_WORK INSTRUCTIONS:_
Return the entries below in their exact form, leaving the pictures out.

_RECORDS FOR THIS TASK:_
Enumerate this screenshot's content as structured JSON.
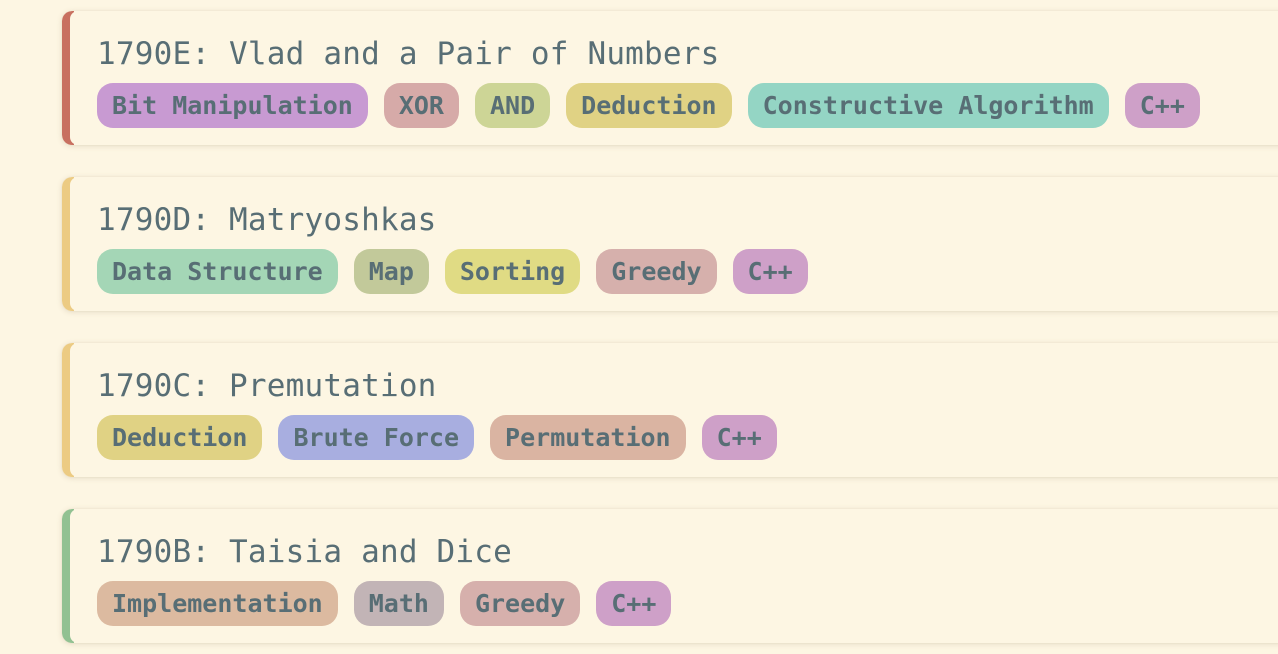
{
  "problems": [
    {
      "title": "1790E: Vlad and a Pair of Numbers",
      "accent": "#c87060",
      "tags": [
        {
          "label": "Bit Manipulation",
          "color": "#c89ad2"
        },
        {
          "label": "XOR",
          "color": "#d6aaa8"
        },
        {
          "label": "AND",
          "color": "#cdd596"
        },
        {
          "label": "Deduction",
          "color": "#e0d284"
        },
        {
          "label": "Constructive Algorithm",
          "color": "#94d5c4"
        },
        {
          "label": "C++",
          "color": "#cea0c8"
        }
      ]
    },
    {
      "title": "1790D: Matryoshkas",
      "accent": "#eccb83",
      "tags": [
        {
          "label": "Data Structure",
          "color": "#a4d6b6"
        },
        {
          "label": "Map",
          "color": "#c2c99a"
        },
        {
          "label": "Sorting",
          "color": "#e0db84"
        },
        {
          "label": "Greedy",
          "color": "#d6b0ac"
        },
        {
          "label": "C++",
          "color": "#cea0c8"
        }
      ]
    },
    {
      "title": "1790C: Premutation",
      "accent": "#eccb83",
      "tags": [
        {
          "label": "Deduction",
          "color": "#e0d284"
        },
        {
          "label": "Brute Force",
          "color": "#a8aee0"
        },
        {
          "label": "Permutation",
          "color": "#dab4a2"
        },
        {
          "label": "C++",
          "color": "#cea0c8"
        }
      ]
    },
    {
      "title": "1790B: Taisia and Dice",
      "accent": "#92c192",
      "tags": [
        {
          "label": "Implementation",
          "color": "#dcbaa0"
        },
        {
          "label": "Math",
          "color": "#c2b4b6"
        },
        {
          "label": "Greedy",
          "color": "#d6b0ac"
        },
        {
          "label": "C++",
          "color": "#cea0c8"
        }
      ]
    }
  ]
}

_RESPONSE:_
Enumerate this screenshot's content as structured JSON.
{
  "problems": [
    {
      "title": "1790E: Vlad and a Pair of Numbers",
      "accent": "#c87060",
      "tags": [
        {
          "label": "Bit Manipulation",
          "color": "#c89ad2"
        },
        {
          "label": "XOR",
          "color": "#d6aaa8"
        },
        {
          "label": "AND",
          "color": "#cdd596"
        },
        {
          "label": "Deduction",
          "color": "#e0d284"
        },
        {
          "label": "Constructive Algorithm",
          "color": "#94d5c4"
        },
        {
          "label": "C++",
          "color": "#cea0c8"
        }
      ]
    },
    {
      "title": "1790D: Matryoshkas",
      "accent": "#eccb83",
      "tags": [
        {
          "label": "Data Structure",
          "color": "#a4d6b6"
        },
        {
          "label": "Map",
          "color": "#c2c99a"
        },
        {
          "label": "Sorting",
          "color": "#e0db84"
        },
        {
          "label": "Greedy",
          "color": "#d6b0ac"
        },
        {
          "label": "C++",
          "color": "#cea0c8"
        }
      ]
    },
    {
      "title": "1790C: Premutation",
      "accent": "#eccb83",
      "tags": [
        {
          "label": "Deduction",
          "color": "#e0d284"
        },
        {
          "label": "Brute Force",
          "color": "#a8aee0"
        },
        {
          "label": "Permutation",
          "color": "#dab4a2"
        },
        {
          "label": "C++",
          "color": "#cea0c8"
        }
      ]
    },
    {
      "title": "1790B: Taisia and Dice",
      "accent": "#92c192",
      "tags": [
        {
          "label": "Implementation",
          "color": "#dcbaa0"
        },
        {
          "label": "Math",
          "color": "#c2b4b6"
        },
        {
          "label": "Greedy",
          "color": "#d6b0ac"
        },
        {
          "label": "C++",
          "color": "#cea0c8"
        }
      ]
    }
  ]
}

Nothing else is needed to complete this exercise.